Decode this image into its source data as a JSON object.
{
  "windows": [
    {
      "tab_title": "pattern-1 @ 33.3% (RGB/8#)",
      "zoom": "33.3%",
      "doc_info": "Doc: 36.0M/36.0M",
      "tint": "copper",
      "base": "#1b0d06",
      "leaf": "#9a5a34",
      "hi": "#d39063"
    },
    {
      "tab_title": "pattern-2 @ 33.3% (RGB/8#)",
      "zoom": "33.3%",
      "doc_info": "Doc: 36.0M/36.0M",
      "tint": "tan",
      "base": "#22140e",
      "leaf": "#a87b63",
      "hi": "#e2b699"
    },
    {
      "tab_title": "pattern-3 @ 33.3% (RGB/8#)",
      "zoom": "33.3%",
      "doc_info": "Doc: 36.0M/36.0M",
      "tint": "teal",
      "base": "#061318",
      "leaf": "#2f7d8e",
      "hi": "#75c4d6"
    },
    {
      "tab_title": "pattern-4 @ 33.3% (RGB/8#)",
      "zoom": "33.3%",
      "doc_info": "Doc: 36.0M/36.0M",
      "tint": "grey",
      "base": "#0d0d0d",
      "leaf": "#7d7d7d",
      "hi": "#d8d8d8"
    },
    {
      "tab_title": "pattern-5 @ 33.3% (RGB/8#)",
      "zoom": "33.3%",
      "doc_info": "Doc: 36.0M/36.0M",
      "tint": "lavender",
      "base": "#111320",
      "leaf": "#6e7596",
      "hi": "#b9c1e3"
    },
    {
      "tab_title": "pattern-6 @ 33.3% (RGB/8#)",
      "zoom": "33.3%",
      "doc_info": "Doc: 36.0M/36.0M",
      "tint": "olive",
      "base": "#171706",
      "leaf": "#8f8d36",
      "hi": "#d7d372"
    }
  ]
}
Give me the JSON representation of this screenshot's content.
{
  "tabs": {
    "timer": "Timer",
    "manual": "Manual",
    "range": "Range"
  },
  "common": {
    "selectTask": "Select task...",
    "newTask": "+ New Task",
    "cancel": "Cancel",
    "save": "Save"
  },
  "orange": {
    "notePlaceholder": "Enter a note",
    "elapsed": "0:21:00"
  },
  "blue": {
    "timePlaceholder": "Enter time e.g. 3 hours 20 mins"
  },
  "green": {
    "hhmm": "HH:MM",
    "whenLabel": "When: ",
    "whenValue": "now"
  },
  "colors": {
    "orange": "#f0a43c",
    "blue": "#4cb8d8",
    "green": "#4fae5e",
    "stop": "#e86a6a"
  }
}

════════════════════

(TASK PROMPT):
Identify the lines above with the word "JSON". Copy them.

(ANSWER FOR THE TASK):
Decode this image into its source data as a JSON object.
Give me the JSON representation of this screenshot's content.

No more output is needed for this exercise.